◆ What you will do: Give every line from the entries that contains "得无异乎".

Lines of data:
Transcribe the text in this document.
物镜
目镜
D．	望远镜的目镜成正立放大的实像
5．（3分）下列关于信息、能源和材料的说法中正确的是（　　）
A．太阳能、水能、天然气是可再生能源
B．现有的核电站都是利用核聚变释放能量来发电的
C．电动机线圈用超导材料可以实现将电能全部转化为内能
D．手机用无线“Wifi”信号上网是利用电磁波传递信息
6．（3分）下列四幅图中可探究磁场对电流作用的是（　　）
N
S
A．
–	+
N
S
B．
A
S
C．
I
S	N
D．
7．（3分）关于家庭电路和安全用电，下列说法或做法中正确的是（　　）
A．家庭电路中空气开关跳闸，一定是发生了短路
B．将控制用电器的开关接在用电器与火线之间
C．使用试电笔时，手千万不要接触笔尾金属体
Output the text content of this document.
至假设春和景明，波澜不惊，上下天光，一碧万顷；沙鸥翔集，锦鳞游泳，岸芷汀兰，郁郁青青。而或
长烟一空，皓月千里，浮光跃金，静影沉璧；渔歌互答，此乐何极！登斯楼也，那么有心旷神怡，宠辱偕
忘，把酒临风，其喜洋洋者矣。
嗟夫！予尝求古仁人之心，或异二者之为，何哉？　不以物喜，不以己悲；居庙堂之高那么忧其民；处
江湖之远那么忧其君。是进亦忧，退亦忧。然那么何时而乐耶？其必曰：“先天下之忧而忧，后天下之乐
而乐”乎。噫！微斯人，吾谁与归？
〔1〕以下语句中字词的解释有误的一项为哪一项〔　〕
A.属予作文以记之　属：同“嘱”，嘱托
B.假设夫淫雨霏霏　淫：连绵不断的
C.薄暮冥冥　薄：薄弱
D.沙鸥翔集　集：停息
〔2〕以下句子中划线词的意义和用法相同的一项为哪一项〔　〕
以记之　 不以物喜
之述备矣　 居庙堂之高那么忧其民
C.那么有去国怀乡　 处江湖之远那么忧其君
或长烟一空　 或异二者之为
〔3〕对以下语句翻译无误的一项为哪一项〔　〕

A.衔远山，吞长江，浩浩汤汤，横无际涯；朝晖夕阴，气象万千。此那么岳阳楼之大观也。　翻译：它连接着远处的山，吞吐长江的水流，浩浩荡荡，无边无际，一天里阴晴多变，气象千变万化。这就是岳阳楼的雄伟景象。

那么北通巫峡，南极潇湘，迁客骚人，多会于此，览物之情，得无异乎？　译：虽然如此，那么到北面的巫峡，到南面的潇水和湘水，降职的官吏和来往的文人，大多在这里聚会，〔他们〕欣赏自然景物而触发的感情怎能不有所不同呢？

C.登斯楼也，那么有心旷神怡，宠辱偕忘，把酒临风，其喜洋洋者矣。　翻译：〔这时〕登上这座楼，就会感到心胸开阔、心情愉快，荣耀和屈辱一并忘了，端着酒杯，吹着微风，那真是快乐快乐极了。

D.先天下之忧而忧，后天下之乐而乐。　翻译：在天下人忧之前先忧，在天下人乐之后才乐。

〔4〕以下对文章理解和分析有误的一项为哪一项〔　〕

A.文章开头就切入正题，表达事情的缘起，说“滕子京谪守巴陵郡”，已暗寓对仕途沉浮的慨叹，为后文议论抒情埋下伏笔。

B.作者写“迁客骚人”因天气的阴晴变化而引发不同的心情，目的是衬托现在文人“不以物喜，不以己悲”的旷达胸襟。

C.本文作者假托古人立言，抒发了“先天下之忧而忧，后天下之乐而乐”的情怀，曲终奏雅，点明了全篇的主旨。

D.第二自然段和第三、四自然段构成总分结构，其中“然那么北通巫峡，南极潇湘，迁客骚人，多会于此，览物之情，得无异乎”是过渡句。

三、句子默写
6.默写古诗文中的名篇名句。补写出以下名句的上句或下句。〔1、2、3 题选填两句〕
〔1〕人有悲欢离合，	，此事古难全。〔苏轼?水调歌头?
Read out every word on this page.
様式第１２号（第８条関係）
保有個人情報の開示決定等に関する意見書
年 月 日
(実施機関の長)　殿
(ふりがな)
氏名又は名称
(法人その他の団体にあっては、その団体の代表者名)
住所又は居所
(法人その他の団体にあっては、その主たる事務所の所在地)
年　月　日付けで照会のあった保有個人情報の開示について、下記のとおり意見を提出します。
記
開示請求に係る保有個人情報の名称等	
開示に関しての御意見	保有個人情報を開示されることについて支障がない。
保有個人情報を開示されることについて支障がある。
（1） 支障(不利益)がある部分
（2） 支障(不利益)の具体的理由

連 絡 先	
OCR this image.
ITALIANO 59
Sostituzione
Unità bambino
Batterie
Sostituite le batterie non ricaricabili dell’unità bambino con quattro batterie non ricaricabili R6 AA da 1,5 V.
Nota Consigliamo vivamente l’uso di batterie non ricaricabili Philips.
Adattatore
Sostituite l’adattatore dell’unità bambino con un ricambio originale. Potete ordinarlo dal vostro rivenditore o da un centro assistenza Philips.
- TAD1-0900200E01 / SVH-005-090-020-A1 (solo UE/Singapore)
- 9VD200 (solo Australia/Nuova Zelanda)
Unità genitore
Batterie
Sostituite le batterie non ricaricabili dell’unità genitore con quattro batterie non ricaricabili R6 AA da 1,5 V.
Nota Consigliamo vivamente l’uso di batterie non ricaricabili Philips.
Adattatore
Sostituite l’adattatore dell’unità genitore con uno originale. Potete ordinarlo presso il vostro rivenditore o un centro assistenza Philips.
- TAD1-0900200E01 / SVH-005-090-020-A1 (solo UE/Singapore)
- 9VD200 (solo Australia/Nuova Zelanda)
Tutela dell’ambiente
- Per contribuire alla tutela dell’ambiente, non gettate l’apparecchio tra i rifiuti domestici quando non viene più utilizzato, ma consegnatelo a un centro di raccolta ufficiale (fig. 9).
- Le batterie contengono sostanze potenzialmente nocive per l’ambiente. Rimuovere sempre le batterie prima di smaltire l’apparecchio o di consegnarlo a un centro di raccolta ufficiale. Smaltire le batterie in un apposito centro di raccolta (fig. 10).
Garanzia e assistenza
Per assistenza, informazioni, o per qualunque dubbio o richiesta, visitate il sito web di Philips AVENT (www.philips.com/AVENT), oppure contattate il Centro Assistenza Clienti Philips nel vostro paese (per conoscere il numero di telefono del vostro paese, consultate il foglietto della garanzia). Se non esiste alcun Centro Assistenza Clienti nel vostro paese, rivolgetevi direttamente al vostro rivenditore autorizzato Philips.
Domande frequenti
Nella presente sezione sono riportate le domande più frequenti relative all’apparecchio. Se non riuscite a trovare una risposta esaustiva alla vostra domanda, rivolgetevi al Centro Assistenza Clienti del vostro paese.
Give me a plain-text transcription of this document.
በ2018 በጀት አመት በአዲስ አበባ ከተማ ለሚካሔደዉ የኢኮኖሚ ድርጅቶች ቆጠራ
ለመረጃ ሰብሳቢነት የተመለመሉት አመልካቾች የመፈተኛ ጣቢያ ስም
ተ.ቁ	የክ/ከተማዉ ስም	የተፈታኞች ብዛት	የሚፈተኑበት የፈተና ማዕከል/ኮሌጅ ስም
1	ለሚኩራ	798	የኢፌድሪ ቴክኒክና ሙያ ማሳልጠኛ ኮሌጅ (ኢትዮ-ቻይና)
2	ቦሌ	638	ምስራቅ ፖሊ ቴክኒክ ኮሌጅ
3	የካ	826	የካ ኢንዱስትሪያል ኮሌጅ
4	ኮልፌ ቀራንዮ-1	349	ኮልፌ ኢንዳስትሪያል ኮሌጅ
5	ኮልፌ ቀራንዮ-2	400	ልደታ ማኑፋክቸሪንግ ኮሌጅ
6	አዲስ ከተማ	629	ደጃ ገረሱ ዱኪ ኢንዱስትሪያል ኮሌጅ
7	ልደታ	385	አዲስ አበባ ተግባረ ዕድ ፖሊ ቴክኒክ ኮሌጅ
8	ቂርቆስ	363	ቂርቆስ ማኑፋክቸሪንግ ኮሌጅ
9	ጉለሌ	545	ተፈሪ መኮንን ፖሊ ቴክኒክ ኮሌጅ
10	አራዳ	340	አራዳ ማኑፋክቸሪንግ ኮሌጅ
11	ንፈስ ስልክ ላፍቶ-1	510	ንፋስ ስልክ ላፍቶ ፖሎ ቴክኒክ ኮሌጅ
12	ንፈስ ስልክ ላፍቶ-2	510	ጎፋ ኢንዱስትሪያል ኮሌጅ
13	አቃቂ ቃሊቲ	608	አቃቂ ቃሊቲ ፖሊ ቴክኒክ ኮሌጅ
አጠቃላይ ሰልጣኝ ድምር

◆ Answer to this task:
那么北通巫峡，南极潇湘，迁客骚人，多会于此，览物之情，得无异乎？　译：虽然如此，那么到北面的巫峡，到南面的潇水和湘水，降职的官吏和来往的文人，大多在这里聚会，〔他们〕欣赏自然景物而触发的感情怎能不有所不同呢？
D.第二自然段和第三、四自然段构成总分结构，其中“然那么北通巫峡，南极潇湘，迁客骚人，多会于此，览物之情，得无异乎”是过渡句。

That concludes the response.